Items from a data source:

....................

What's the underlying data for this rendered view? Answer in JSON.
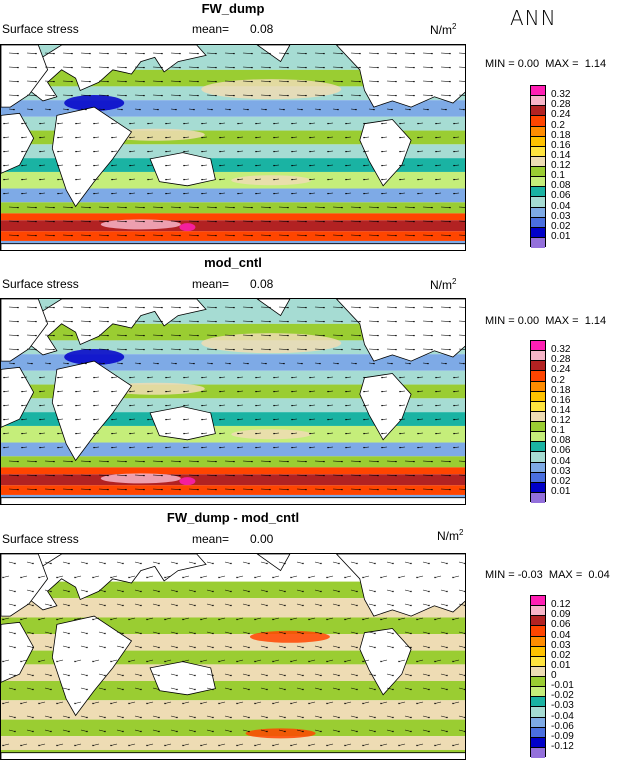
{
  "season": "ANN",
  "panels": [
    {
      "title": "FW_dump",
      "field": "Surface stress",
      "mean_label": "mean=",
      "mean": "0.08",
      "unit_base": "N/m",
      "unit_exp": "2",
      "min_label": "MIN =",
      "min": "0.00",
      "max_label": "MAX =",
      "max": "1.14",
      "colorbar": {
        "labels": [
          "0.32",
          "0.28",
          "0.24",
          "0.2",
          "0.18",
          "0.16",
          "0.14",
          "0.12",
          "0.1",
          "0.08",
          "0.06",
          "0.04",
          "0.03",
          "0.02",
          "0.01"
        ],
        "colors": [
          "#ff1fb3",
          "#f7b5c8",
          "#b22222",
          "#ff4500",
          "#ff8c00",
          "#ffc200",
          "#ffe43f",
          "#eedcb4",
          "#9acd32",
          "#c5ee7a",
          "#1ab3a3",
          "#a6dcd3",
          "#7eaae6",
          "#4a6fe0",
          "#0000c8",
          "#9370db"
        ]
      }
    },
    {
      "title": "mod_cntl",
      "field": "Surface stress",
      "mean_label": "mean=",
      "mean": "0.08",
      "unit_base": "N/m",
      "unit_exp": "2",
      "min_label": "MIN =",
      "min": "0.00",
      "max_label": "MAX =",
      "max": "1.14",
      "colorbar": {
        "labels": [
          "0.32",
          "0.28",
          "0.24",
          "0.2",
          "0.18",
          "0.16",
          "0.14",
          "0.12",
          "0.1",
          "0.08",
          "0.06",
          "0.04",
          "0.03",
          "0.02",
          "0.01"
        ],
        "colors": [
          "#ff1fb3",
          "#f7b5c8",
          "#b22222",
          "#ff4500",
          "#ff8c00",
          "#ffc200",
          "#ffe43f",
          "#eedcb4",
          "#9acd32",
          "#c5ee7a",
          "#1ab3a3",
          "#a6dcd3",
          "#7eaae6",
          "#4a6fe0",
          "#0000c8",
          "#9370db"
        ]
      }
    },
    {
      "title": "FW_dump - mod_cntl",
      "field": "Surface stress",
      "mean_label": "mean=",
      "mean": "0.00",
      "unit_base": "N/m",
      "unit_exp": "2",
      "min_label": "MIN =",
      "min": "-0.03",
      "max_label": "MAX =",
      "max": "0.04",
      "colorbar": {
        "labels": [
          "0.12",
          "0.09",
          "0.06",
          "0.04",
          "0.03",
          "0.02",
          "0.01",
          "0",
          "-0.01",
          "-0.02",
          "-0.03",
          "-0.04",
          "-0.06",
          "-0.09",
          "-0.12"
        ],
        "colors": [
          "#ff1fb3",
          "#f7b5c8",
          "#b22222",
          "#ff4500",
          "#ff8c00",
          "#ffc200",
          "#ffe43f",
          "#eedcb4",
          "#9acd32",
          "#c5ee7a",
          "#1ab3a3",
          "#a6dcd3",
          "#7eaae6",
          "#4a6fe0",
          "#0000c8",
          "#9370db"
        ]
      }
    }
  ],
  "chart_data": [
    {
      "type": "heatmap",
      "title": "FW_dump",
      "variable": "Surface stress",
      "units": "N/m2",
      "mean": 0.08,
      "min": 0.0,
      "max": 1.14,
      "contour_levels": [
        0.01,
        0.02,
        0.03,
        0.04,
        0.06,
        0.08,
        0.1,
        0.12,
        0.14,
        0.16,
        0.18,
        0.2,
        0.24,
        0.28,
        0.32
      ],
      "zonal_bands": [
        {
          "lat": 60,
          "value": 0.04
        },
        {
          "lat": 45,
          "value": 0.14
        },
        {
          "lat": 30,
          "value": 0.04
        },
        {
          "lat": 15,
          "value": 0.1
        },
        {
          "lat": 0,
          "value": 0.04
        },
        {
          "lat": -15,
          "value": 0.1
        },
        {
          "lat": -30,
          "value": 0.04
        },
        {
          "lat": -45,
          "value": 0.24
        },
        {
          "lat": -55,
          "value": 0.24
        }
      ]
    },
    {
      "type": "heatmap",
      "title": "mod_cntl",
      "variable": "Surface stress",
      "units": "N/m2",
      "mean": 0.08,
      "min": 0.0,
      "max": 1.14,
      "contour_levels": [
        0.01,
        0.02,
        0.03,
        0.04,
        0.06,
        0.08,
        0.1,
        0.12,
        0.14,
        0.16,
        0.18,
        0.2,
        0.24,
        0.28,
        0.32
      ],
      "zonal_bands": [
        {
          "lat": 60,
          "value": 0.04
        },
        {
          "lat": 45,
          "value": 0.14
        },
        {
          "lat": 30,
          "value": 0.04
        },
        {
          "lat": 15,
          "value": 0.1
        },
        {
          "lat": 0,
          "value": 0.04
        },
        {
          "lat": -15,
          "value": 0.1
        },
        {
          "lat": -30,
          "value": 0.04
        },
        {
          "lat": -45,
          "value": 0.24
        },
        {
          "lat": -55,
          "value": 0.24
        }
      ]
    },
    {
      "type": "heatmap",
      "title": "FW_dump - mod_cntl",
      "variable": "Surface stress",
      "units": "N/m2",
      "mean": 0.0,
      "min": -0.03,
      "max": 0.04,
      "contour_levels": [
        -0.12,
        -0.09,
        -0.06,
        -0.04,
        -0.03,
        -0.02,
        -0.01,
        0,
        0.01,
        0.02,
        0.03,
        0.04,
        0.06,
        0.09,
        0.12
      ],
      "zonal_bands": [
        {
          "lat": 60,
          "value": 0.0
        },
        {
          "lat": 45,
          "value": -0.01
        },
        {
          "lat": 30,
          "value": 0.0
        },
        {
          "lat": 15,
          "value": -0.01
        },
        {
          "lat": 0,
          "value": 0.0
        },
        {
          "lat": -15,
          "value": -0.01
        },
        {
          "lat": -30,
          "value": 0.0
        },
        {
          "lat": -45,
          "value": -0.01
        },
        {
          "lat": -55,
          "value": 0.0
        }
      ]
    }
  ]
}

....................

### [EXERCISE DIRECTIONS]
Transcribe the material as is, with images omitted.

### [EXPECTED ANSWER]
What's the underlying data for this rendered view? Answer in JSON.
{
  "season": "ANN",
  "panels": [
    {
      "title": "FW_dump",
      "field": "Surface stress",
      "mean_label": "mean=",
      "mean": "0.08",
      "unit_base": "N/m",
      "unit_exp": "2",
      "min_label": "MIN =",
      "min": "0.00",
      "max_label": "MAX =",
      "max": "1.14",
      "colorbar": {
        "labels": [
          "0.32",
          "0.28",
          "0.24",
          "0.2",
          "0.18",
          "0.16",
          "0.14",
          "0.12",
          "0.1",
          "0.08",
          "0.06",
          "0.04",
          "0.03",
          "0.02",
          "0.01"
        ],
        "colors": [
          "#ff1fb3",
          "#f7b5c8",
          "#b22222",
          "#ff4500",
          "#ff8c00",
          "#ffc200",
          "#ffe43f",
          "#eedcb4",
          "#9acd32",
          "#c5ee7a",
          "#1ab3a3",
          "#a6dcd3",
          "#7eaae6",
          "#4a6fe0",
          "#0000c8",
          "#9370db"
        ]
      }
    },
    {
      "title": "mod_cntl",
      "field": "Surface stress",
      "mean_label": "mean=",
      "mean": "0.08",
      "unit_base": "N/m",
      "unit_exp": "2",
      "min_label": "MIN =",
      "min": "0.00",
      "max_label": "MAX =",
      "max": "1.14",
      "colorbar": {
        "labels": [
          "0.32",
          "0.28",
          "0.24",
          "0.2",
          "0.18",
          "0.16",
          "0.14",
          "0.12",
          "0.1",
          "0.08",
          "0.06",
          "0.04",
          "0.03",
          "0.02",
          "0.01"
        ],
        "colors": [
          "#ff1fb3",
          "#f7b5c8",
          "#b22222",
          "#ff4500",
          "#ff8c00",
          "#ffc200",
          "#ffe43f",
          "#eedcb4",
          "#9acd32",
          "#c5ee7a",
          "#1ab3a3",
          "#a6dcd3",
          "#7eaae6",
          "#4a6fe0",
          "#0000c8",
          "#9370db"
        ]
      }
    },
    {
      "title": "FW_dump - mod_cntl",
      "field": "Surface stress",
      "mean_label": "mean=",
      "mean": "0.00",
      "unit_base": "N/m",
      "unit_exp": "2",
      "min_label": "MIN =",
      "min": "-0.03",
      "max_label": "MAX =",
      "max": "0.04",
      "colorbar": {
        "labels": [
          "0.12",
          "0.09",
          "0.06",
          "0.04",
          "0.03",
          "0.02",
          "0.01",
          "0",
          "-0.01",
          "-0.02",
          "-0.03",
          "-0.04",
          "-0.06",
          "-0.09",
          "-0.12"
        ],
        "colors": [
          "#ff1fb3",
          "#f7b5c8",
          "#b22222",
          "#ff4500",
          "#ff8c00",
          "#ffc200",
          "#ffe43f",
          "#eedcb4",
          "#9acd32",
          "#c5ee7a",
          "#1ab3a3",
          "#a6dcd3",
          "#7eaae6",
          "#4a6fe0",
          "#0000c8",
          "#9370db"
        ]
      }
    }
  ],
  "chart_data": [
    {
      "type": "heatmap",
      "title": "FW_dump",
      "variable": "Surface stress",
      "units": "N/m2",
      "mean": 0.08,
      "min": 0.0,
      "max": 1.14,
      "contour_levels": [
        0.01,
        0.02,
        0.03,
        0.04,
        0.06,
        0.08,
        0.1,
        0.12,
        0.14,
        0.16,
        0.18,
        0.2,
        0.24,
        0.28,
        0.32
      ],
      "zonal_bands": [
        {
          "lat": 60,
          "value": 0.04
        },
        {
          "lat": 45,
          "value": 0.14
        },
        {
          "lat": 30,
          "value": 0.04
        },
        {
          "lat": 15,
          "value": 0.1
        },
        {
          "lat": 0,
          "value": 0.04
        },
        {
          "lat": -15,
          "value": 0.1
        },
        {
          "lat": -30,
          "value": 0.04
        },
        {
          "lat": -45,
          "value": 0.24
        },
        {
          "lat": -55,
          "value": 0.24
        }
      ]
    },
    {
      "type": "heatmap",
      "title": "mod_cntl",
      "variable": "Surface stress",
      "units": "N/m2",
      "mean": 0.08,
      "min": 0.0,
      "max": 1.14,
      "contour_levels": [
        0.01,
        0.02,
        0.03,
        0.04,
        0.06,
        0.08,
        0.1,
        0.12,
        0.14,
        0.16,
        0.18,
        0.2,
        0.24,
        0.28,
        0.32
      ],
      "zonal_bands": [
        {
          "lat": 60,
          "value": 0.04
        },
        {
          "lat": 45,
          "value": 0.14
        },
        {
          "lat": 30,
          "value": 0.04
        },
        {
          "lat": 15,
          "value": 0.1
        },
        {
          "lat": 0,
          "value": 0.04
        },
        {
          "lat": -15,
          "value": 0.1
        },
        {
          "lat": -30,
          "value": 0.04
        },
        {
          "lat": -45,
          "value": 0.24
        },
        {
          "lat": -55,
          "value": 0.24
        }
      ]
    },
    {
      "type": "heatmap",
      "title": "FW_dump - mod_cntl",
      "variable": "Surface stress",
      "units": "N/m2",
      "mean": 0.0,
      "min": -0.03,
      "max": 0.04,
      "contour_levels": [
        -0.12,
        -0.09,
        -0.06,
        -0.04,
        -0.03,
        -0.02,
        -0.01,
        0,
        0.01,
        0.02,
        0.03,
        0.04,
        0.06,
        0.09,
        0.12
      ],
      "zonal_bands": [
        {
          "lat": 60,
          "value": 0.0
        },
        {
          "lat": 45,
          "value": -0.01
        },
        {
          "lat": 30,
          "value": 0.0
        },
        {
          "lat": 15,
          "value": -0.01
        },
        {
          "lat": 0,
          "value": 0.0
        },
        {
          "lat": -15,
          "value": -0.01
        },
        {
          "lat": -30,
          "value": 0.0
        },
        {
          "lat": -45,
          "value": -0.01
        },
        {
          "lat": -55,
          "value": 0.0
        }
      ]
    }
  ]
}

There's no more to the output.